Extract all of the data and reproduce it precisely.

[START OF PROVIDED ENTRIES]

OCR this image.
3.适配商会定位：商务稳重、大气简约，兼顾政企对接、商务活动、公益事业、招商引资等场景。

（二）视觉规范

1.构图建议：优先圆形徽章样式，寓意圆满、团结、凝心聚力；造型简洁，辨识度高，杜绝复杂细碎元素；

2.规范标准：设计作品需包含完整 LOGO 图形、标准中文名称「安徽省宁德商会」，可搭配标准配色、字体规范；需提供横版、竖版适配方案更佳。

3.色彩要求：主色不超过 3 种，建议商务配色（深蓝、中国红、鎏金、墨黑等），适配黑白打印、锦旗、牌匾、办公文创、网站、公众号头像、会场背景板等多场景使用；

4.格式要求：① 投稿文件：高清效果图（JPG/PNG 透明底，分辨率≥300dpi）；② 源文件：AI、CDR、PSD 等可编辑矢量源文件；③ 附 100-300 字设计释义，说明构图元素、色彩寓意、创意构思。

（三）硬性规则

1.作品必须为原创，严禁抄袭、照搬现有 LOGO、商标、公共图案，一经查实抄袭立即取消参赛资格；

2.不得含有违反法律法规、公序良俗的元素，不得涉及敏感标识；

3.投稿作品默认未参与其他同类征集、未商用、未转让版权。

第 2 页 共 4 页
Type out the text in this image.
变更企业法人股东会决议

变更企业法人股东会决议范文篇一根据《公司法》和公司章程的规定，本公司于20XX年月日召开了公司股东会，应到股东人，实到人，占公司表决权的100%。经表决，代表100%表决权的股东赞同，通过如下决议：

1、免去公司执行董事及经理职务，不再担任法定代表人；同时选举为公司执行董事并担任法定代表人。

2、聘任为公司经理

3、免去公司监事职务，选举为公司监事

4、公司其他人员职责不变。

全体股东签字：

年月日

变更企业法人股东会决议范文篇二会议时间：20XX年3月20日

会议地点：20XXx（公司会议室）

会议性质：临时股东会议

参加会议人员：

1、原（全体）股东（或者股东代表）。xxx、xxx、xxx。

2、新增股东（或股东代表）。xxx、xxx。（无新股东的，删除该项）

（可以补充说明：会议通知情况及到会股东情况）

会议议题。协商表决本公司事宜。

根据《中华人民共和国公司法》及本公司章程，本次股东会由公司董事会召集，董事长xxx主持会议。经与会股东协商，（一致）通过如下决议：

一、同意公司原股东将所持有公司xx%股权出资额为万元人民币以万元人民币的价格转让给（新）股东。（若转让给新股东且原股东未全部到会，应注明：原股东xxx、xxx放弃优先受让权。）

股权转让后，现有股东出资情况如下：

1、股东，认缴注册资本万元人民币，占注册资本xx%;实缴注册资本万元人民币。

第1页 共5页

[END OF PROVIDED ENTRIES]

# EXERCISE OUTPUT:
OCR this image.
3.适配商会定位：商务稳重、大气简约，兼顾政企对接、商务活动、公益事业、招商引资等场景。

（二）视觉规范

1.构图建议：优先圆形徽章样式，寓意圆满、团结、凝心聚力；造型简洁，辨识度高，杜绝复杂细碎元素；

2.规范标准：设计作品需包含完整 LOGO 图形、标准中文名称「安徽省宁德商会」，可搭配标准配色、字体规范；需提供横版、竖版适配方案更佳。

3.色彩要求：主色不超过 3 种，建议商务配色（深蓝、中国红、鎏金、墨黑等），适配黑白打印、锦旗、牌匾、办公文创、网站、公众号头像、会场背景板等多场景使用；

4.格式要求：① 投稿文件：高清效果图（JPG/PNG 透明底，分辨率≥300dpi）；② 源文件：AI、CDR、PSD 等可编辑矢量源文件；③ 附 100-300 字设计释义，说明构图元素、色彩寓意、创意构思。

（三）硬性规则

1.作品必须为原创，严禁抄袭、照搬现有 LOGO、商标、公共图案，一经查实抄袭立即取消参赛资格；

2.不得含有违反法律法规、公序良俗的元素，不得涉及敏感标识；

3.投稿作品默认未参与其他同类征集、未商用、未转让版权。

第 2 页 共 4 页
Type out the text in this image.
变更企业法人股东会决议

变更企业法人股东会决议范文篇一根据《公司法》和公司章程的规定，本公司于20XX年月日召开了公司股东会，应到股东人，实到人，占公司表决权的100%。经表决，代表100%表决权的股东赞同，通过如下决议：

1、免去公司执行董事及经理职务，不再担任法定代表人；同时选举为公司执行董事并担任法定代表人。

2、聘任为公司经理

3、免去公司监事职务，选举为公司监事

4、公司其他人员职责不变。

全体股东签字：

年月日

变更企业法人股东会决议范文篇二会议时间：20XX年3月20日

会议地点：20XXx（公司会议室）

会议性质：临时股东会议

参加会议人员：

1、原（全体）股东（或者股东代表）。xxx、xxx、xxx。

2、新增股东（或股东代表）。xxx、xxx。（无新股东的，删除该项）

（可以补充说明：会议通知情况及到会股东情况）

会议议题。协商表决本公司事宜。

根据《中华人民共和国公司法》及本公司章程，本次股东会由公司董事会召集，董事长xxx主持会议。经与会股东协商，（一致）通过如下决议：

一、同意公司原股东将所持有公司xx%股权出资额为万元人民币以万元人民币的价格转让给（新）股东。（若转让给新股东且原股东未全部到会，应注明：原股东xxx、xxx放弃优先受让权。）

股权转让后，现有股东出资情况如下：

1、股东，认缴注册资本万元人民币，占注册资本xx%;实缴注册资本万元人民币。

第1页 共5页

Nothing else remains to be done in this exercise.